# Aim:
Output every entry exactly as given.
--------------------------------------------------
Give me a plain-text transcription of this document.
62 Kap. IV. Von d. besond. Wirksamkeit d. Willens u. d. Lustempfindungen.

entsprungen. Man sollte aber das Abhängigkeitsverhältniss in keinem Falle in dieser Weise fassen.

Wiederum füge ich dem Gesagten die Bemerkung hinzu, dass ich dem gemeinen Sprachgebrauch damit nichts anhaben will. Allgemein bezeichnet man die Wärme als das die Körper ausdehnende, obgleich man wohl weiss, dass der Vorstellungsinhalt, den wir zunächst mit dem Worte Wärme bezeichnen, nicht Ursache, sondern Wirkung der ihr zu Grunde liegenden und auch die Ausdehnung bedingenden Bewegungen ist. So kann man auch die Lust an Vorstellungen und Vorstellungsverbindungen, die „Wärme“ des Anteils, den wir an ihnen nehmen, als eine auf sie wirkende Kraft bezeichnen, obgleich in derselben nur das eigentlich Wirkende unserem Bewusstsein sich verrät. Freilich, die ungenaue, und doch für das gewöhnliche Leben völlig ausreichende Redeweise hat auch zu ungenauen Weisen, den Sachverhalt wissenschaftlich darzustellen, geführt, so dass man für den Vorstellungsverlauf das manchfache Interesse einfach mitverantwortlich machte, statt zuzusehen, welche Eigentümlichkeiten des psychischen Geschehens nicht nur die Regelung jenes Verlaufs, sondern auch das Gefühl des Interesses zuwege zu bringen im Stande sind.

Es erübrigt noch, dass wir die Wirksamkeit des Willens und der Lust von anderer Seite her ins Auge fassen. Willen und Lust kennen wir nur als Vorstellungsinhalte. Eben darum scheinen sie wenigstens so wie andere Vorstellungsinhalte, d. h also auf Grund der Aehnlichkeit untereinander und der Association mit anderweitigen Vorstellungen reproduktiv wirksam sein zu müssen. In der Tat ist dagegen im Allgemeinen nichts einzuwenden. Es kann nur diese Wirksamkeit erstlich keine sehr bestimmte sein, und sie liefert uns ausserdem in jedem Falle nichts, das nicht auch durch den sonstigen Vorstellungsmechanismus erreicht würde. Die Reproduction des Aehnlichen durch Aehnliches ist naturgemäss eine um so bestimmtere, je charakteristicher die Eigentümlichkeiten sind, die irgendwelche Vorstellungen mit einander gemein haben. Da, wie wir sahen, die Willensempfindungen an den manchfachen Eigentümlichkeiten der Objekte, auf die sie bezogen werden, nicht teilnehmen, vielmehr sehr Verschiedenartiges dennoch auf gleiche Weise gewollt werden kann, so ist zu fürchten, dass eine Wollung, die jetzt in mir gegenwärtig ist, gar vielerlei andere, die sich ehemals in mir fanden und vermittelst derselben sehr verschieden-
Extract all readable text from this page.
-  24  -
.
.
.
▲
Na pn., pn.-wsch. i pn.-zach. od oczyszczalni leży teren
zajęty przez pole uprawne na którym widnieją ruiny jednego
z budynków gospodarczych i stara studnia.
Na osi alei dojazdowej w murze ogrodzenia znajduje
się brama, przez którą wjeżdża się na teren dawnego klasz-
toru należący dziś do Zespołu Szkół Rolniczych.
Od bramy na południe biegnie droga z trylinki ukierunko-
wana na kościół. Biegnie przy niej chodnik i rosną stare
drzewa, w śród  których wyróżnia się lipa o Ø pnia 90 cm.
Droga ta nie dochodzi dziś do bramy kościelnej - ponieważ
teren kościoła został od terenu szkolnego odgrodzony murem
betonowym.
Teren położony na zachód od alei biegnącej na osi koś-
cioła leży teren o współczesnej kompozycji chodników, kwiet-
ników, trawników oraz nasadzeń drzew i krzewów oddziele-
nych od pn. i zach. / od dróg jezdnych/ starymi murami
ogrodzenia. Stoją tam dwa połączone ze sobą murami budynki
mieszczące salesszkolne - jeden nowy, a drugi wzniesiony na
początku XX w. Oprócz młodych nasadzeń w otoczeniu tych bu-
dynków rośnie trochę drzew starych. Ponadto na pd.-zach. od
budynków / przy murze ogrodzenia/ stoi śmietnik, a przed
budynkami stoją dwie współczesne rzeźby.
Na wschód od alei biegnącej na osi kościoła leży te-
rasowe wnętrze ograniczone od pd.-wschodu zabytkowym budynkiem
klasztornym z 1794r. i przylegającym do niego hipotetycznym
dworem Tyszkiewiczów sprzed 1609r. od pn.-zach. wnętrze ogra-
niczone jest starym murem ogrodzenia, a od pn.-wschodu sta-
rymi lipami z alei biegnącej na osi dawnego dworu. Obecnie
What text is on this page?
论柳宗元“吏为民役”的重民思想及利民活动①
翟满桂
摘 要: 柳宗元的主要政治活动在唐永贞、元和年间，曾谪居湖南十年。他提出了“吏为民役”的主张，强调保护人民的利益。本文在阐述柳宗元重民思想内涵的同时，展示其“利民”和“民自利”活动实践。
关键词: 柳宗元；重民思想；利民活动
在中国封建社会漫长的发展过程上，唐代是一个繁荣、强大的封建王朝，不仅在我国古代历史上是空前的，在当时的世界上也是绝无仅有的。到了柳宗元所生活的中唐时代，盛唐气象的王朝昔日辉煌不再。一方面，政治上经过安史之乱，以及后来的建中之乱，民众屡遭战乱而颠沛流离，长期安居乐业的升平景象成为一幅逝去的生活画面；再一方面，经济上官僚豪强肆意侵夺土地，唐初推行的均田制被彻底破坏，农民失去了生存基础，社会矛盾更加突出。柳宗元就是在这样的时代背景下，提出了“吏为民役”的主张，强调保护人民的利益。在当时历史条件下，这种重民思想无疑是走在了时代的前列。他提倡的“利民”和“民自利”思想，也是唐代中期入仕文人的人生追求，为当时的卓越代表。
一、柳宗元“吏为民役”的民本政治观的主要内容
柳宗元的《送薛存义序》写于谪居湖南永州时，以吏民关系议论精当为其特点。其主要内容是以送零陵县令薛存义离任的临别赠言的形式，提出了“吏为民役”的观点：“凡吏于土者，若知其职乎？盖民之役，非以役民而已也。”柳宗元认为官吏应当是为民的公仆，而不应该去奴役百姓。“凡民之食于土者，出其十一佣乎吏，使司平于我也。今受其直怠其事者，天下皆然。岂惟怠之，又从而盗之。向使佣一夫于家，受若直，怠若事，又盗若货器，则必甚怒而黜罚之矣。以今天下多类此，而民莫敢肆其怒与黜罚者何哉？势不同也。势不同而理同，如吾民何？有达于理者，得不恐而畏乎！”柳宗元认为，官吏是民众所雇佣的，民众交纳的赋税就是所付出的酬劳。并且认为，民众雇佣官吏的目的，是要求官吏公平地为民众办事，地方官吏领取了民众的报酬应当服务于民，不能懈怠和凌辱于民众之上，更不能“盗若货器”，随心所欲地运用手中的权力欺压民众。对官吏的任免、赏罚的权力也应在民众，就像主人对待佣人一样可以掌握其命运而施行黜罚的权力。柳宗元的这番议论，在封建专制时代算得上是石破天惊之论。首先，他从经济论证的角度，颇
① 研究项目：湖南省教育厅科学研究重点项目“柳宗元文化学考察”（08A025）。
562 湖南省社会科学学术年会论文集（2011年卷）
--------------------------------------------------
# Problem solution:
Give me a plain-text transcription of this document.
62 Kap. IV. Von d. besond. Wirksamkeit d. Willens u. d. Lustempfindungen.

entsprungen. Man sollte aber das Abhängigkeitsverhältniss in keinem Falle in dieser Weise fassen.

Wiederum füge ich dem Gesagten die Bemerkung hinzu, dass ich dem gemeinen Sprachgebrauch damit nichts anhaben will. Allgemein bezeichnet man die Wärme als das die Körper ausdehnende, obgleich man wohl weiss, dass der Vorstellungsinhalt, den wir zunächst mit dem Worte Wärme bezeichnen, nicht Ursache, sondern Wirkung der ihr zu Grunde liegenden und auch die Ausdehnung bedingenden Bewegungen ist. So kann man auch die Lust an Vorstellungen und Vorstellungsverbindungen, die „Wärme“ des Anteils, den wir an ihnen nehmen, als eine auf sie wirkende Kraft bezeichnen, obgleich in derselben nur das eigentlich Wirkende unserem Bewusstsein sich verrät. Freilich, die ungenaue, und doch für das gewöhnliche Leben völlig ausreichende Redeweise hat auch zu ungenauen Weisen, den Sachverhalt wissenschaftlich darzustellen, geführt, so dass man für den Vorstellungsverlauf das manchfache Interesse einfach mitverantwortlich machte, statt zuzusehen, welche Eigentümlichkeiten des psychischen Geschehens nicht nur die Regelung jenes Verlaufs, sondern auch das Gefühl des Interesses zuwege zu bringen im Stande sind.

Es erübrigt noch, dass wir die Wirksamkeit des Willens und der Lust von anderer Seite her ins Auge fassen. Willen und Lust kennen wir nur als Vorstellungsinhalte. Eben darum scheinen sie wenigstens so wie andere Vorstellungsinhalte, d. h also auf Grund der Aehnlichkeit untereinander und der Association mit anderweitigen Vorstellungen reproduktiv wirksam sein zu müssen. In der Tat ist dagegen im Allgemeinen nichts einzuwenden. Es kann nur diese Wirksamkeit erstlich keine sehr bestimmte sein, und sie liefert uns ausserdem in jedem Falle nichts, das nicht auch durch den sonstigen Vorstellungsmechanismus erreicht würde. Die Reproduction des Aehnlichen durch Aehnliches ist naturgemäss eine um so bestimmtere, je charakteristicher die Eigentümlichkeiten sind, die irgendwelche Vorstellungen mit einander gemein haben. Da, wie wir sahen, die Willensempfindungen an den manchfachen Eigentümlichkeiten der Objekte, auf die sie bezogen werden, nicht teilnehmen, vielmehr sehr Verschiedenartiges dennoch auf gleiche Weise gewollt werden kann, so ist zu fürchten, dass eine Wollung, die jetzt in mir gegenwärtig ist, gar vielerlei andere, die sich ehemals in mir fanden und vermittelst derselben sehr verschieden-
Extract all readable text from this page.
-  24  -
.
.
.
▲
Na pn., pn.-wsch. i pn.-zach. od oczyszczalni leży teren
zajęty przez pole uprawne na którym widnieją ruiny jednego
z budynków gospodarczych i stara studnia.
Na osi alei dojazdowej w murze ogrodzenia znajduje
się brama, przez którą wjeżdża się na teren dawnego klasz-
toru należący dziś do Zespołu Szkół Rolniczych.
Od bramy na południe biegnie droga z trylinki ukierunko-
wana na kościół. Biegnie przy niej chodnik i rosną stare
drzewa, w śród  których wyróżnia się lipa o Ø pnia 90 cm.
Droga ta nie dochodzi dziś do bramy kościelnej - ponieważ
teren kościoła został od terenu szkolnego odgrodzony murem
betonowym.
Teren położony na zachód od alei biegnącej na osi koś-
cioła leży teren o współczesnej kompozycji chodników, kwiet-
ników, trawników oraz nasadzeń drzew i krzewów oddziele-
nych od pn. i zach. / od dróg jezdnych/ starymi murami
ogrodzenia. Stoją tam dwa połączone ze sobą murami budynki
mieszczące salesszkolne - jeden nowy, a drugi wzniesiony na
początku XX w. Oprócz młodych nasadzeń w otoczeniu tych bu-
dynków rośnie trochę drzew starych. Ponadto na pd.-zach. od
budynków / przy murze ogrodzenia/ stoi śmietnik, a przed
budynkami stoją dwie współczesne rzeźby.
Na wschód od alei biegnącej na osi kościoła leży te-
rasowe wnętrze ograniczone od pd.-wschodu zabytkowym budynkiem
klasztornym z 1794r. i przylegającym do niego hipotetycznym
dworem Tyszkiewiczów sprzed 1609r. od pn.-zach. wnętrze ogra-
niczone jest starym murem ogrodzenia, a od pn.-wschodu sta-
rymi lipami z alei biegnącej na osi dawnego dworu. Obecnie
What text is on this page?
论柳宗元“吏为民役”的重民思想及利民活动①
翟满桂
摘 要: 柳宗元的主要政治活动在唐永贞、元和年间，曾谪居湖南十年。他提出了“吏为民役”的主张，强调保护人民的利益。本文在阐述柳宗元重民思想内涵的同时，展示其“利民”和“民自利”活动实践。
关键词: 柳宗元；重民思想；利民活动
在中国封建社会漫长的发展过程上，唐代是一个繁荣、强大的封建王朝，不仅在我国古代历史上是空前的，在当时的世界上也是绝无仅有的。到了柳宗元所生活的中唐时代，盛唐气象的王朝昔日辉煌不再。一方面，政治上经过安史之乱，以及后来的建中之乱，民众屡遭战乱而颠沛流离，长期安居乐业的升平景象成为一幅逝去的生活画面；再一方面，经济上官僚豪强肆意侵夺土地，唐初推行的均田制被彻底破坏，农民失去了生存基础，社会矛盾更加突出。柳宗元就是在这样的时代背景下，提出了“吏为民役”的主张，强调保护人民的利益。在当时历史条件下，这种重民思想无疑是走在了时代的前列。他提倡的“利民”和“民自利”思想，也是唐代中期入仕文人的人生追求，为当时的卓越代表。
一、柳宗元“吏为民役”的民本政治观的主要内容
柳宗元的《送薛存义序》写于谪居湖南永州时，以吏民关系议论精当为其特点。其主要内容是以送零陵县令薛存义离任的临别赠言的形式，提出了“吏为民役”的观点：“凡吏于土者，若知其职乎？盖民之役，非以役民而已也。”柳宗元认为官吏应当是为民的公仆，而不应该去奴役百姓。“凡民之食于土者，出其十一佣乎吏，使司平于我也。今受其直怠其事者，天下皆然。岂惟怠之，又从而盗之。向使佣一夫于家，受若直，怠若事，又盗若货器，则必甚怒而黜罚之矣。以今天下多类此，而民莫敢肆其怒与黜罚者何哉？势不同也。势不同而理同，如吾民何？有达于理者，得不恐而畏乎！”柳宗元认为，官吏是民众所雇佣的，民众交纳的赋税就是所付出的酬劳。并且认为，民众雇佣官吏的目的，是要求官吏公平地为民众办事，地方官吏领取了民众的报酬应当服务于民，不能懈怠和凌辱于民众之上，更不能“盗若货器”，随心所欲地运用手中的权力欺压民众。对官吏的任免、赏罚的权力也应在民众，就像主人对待佣人一样可以掌握其命运而施行黜罚的权力。柳宗元的这番议论，在封建专制时代算得上是石破天惊之论。首先，他从经济论证的角度，颇
① 研究项目：湖南省教育厅科学研究重点项目“柳宗元文化学考察”（08A025）。
562 湖南省社会科学学术年会论文集（2011年卷）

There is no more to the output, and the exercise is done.